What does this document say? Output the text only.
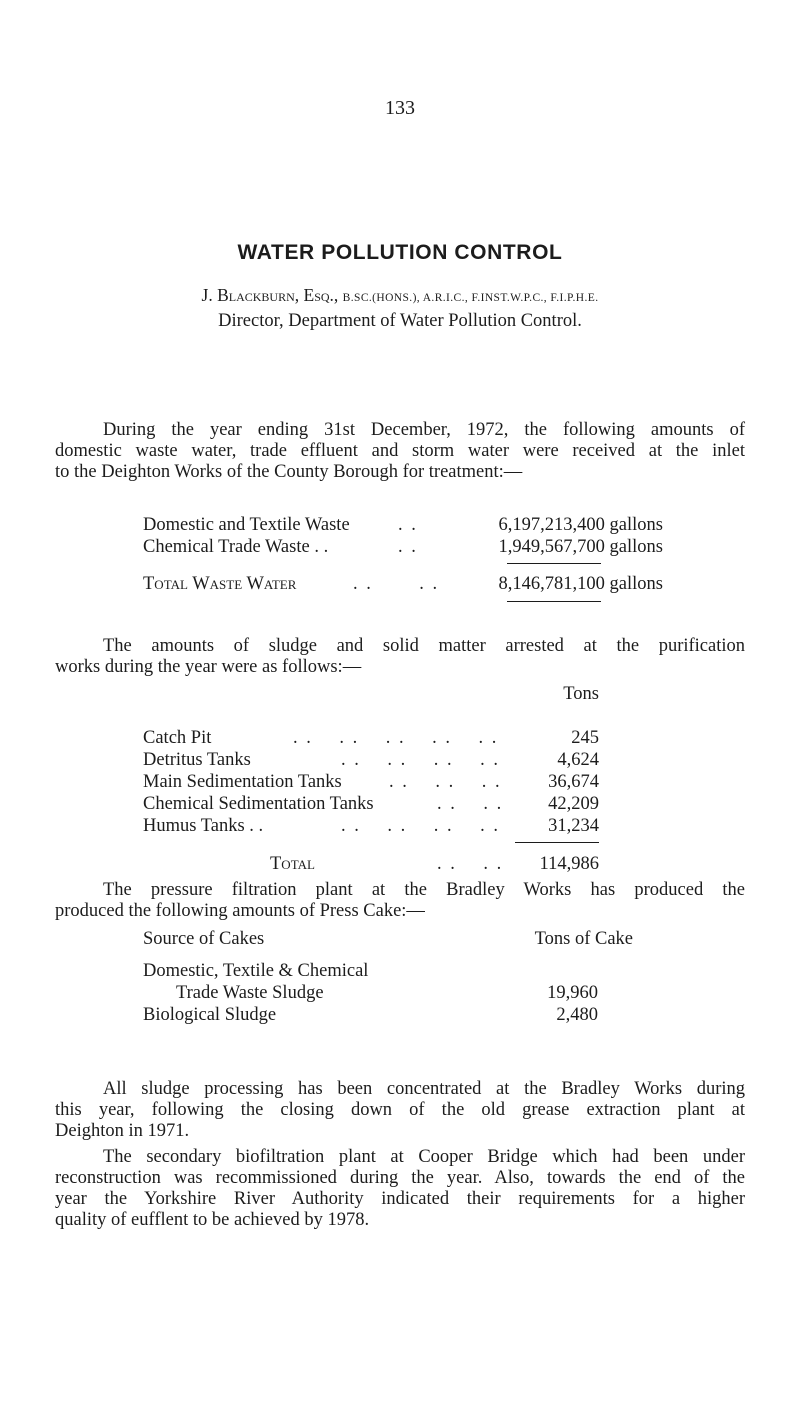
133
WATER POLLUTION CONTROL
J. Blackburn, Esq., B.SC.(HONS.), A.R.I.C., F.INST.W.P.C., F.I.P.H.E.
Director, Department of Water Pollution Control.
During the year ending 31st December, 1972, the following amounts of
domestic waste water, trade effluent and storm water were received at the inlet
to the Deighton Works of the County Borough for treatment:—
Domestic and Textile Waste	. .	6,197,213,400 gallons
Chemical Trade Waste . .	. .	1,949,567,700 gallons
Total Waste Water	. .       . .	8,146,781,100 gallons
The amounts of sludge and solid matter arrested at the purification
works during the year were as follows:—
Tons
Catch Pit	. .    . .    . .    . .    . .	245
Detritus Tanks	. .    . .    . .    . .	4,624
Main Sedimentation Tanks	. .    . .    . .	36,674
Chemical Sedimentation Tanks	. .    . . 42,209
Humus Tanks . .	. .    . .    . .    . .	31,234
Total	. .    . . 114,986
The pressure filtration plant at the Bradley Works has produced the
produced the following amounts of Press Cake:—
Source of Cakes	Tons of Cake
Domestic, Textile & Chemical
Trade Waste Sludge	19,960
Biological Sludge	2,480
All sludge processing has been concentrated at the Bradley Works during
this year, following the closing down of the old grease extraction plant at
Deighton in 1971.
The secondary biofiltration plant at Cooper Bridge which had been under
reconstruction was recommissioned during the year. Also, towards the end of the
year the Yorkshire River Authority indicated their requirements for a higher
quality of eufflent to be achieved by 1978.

## WRITTEN REQUEST
Each record above must be returned exactly as written, with its pictures omitted.

## ANSWER TO THE PROBLEM
What does this document say? Output the text only.
133
WATER POLLUTION CONTROL
J. Blackburn, Esq., B.SC.(HONS.), A.R.I.C., F.INST.W.P.C., F.I.P.H.E.
Director, Department of Water Pollution Control.
During the year ending 31st December, 1972, the following amounts of
domestic waste water, trade effluent and storm water were received at the inlet
to the Deighton Works of the County Borough for treatment:—
Domestic and Textile Waste	. .	6,197,213,400 gallons
Chemical Trade Waste . .	. .	1,949,567,700 gallons
Total Waste Water	. .       . .	8,146,781,100 gallons
The amounts of sludge and solid matter arrested at the purification
works during the year were as follows:—
Tons
Catch Pit	. .    . .    . .    . .    . .	245
Detritus Tanks	. .    . .    . .    . .	4,624
Main Sedimentation Tanks	. .    . .    . .	36,674
Chemical Sedimentation Tanks	. .    . . 42,209
Humus Tanks . .	. .    . .    . .    . .	31,234
Total	. .    . . 114,986
The pressure filtration plant at the Bradley Works has produced the
produced the following amounts of Press Cake:—
Source of Cakes	Tons of Cake
Domestic, Textile & Chemical
Trade Waste Sludge	19,960
Biological Sludge	2,480
All sludge processing has been concentrated at the Bradley Works during
this year, following the closing down of the old grease extraction plant at
Deighton in 1971.
The secondary biofiltration plant at Cooper Bridge which had been under
reconstruction was recommissioned during the year. Also, towards the end of the
year the Yorkshire River Authority indicated their requirements for a higher
quality of eufflent to be achieved by 1978.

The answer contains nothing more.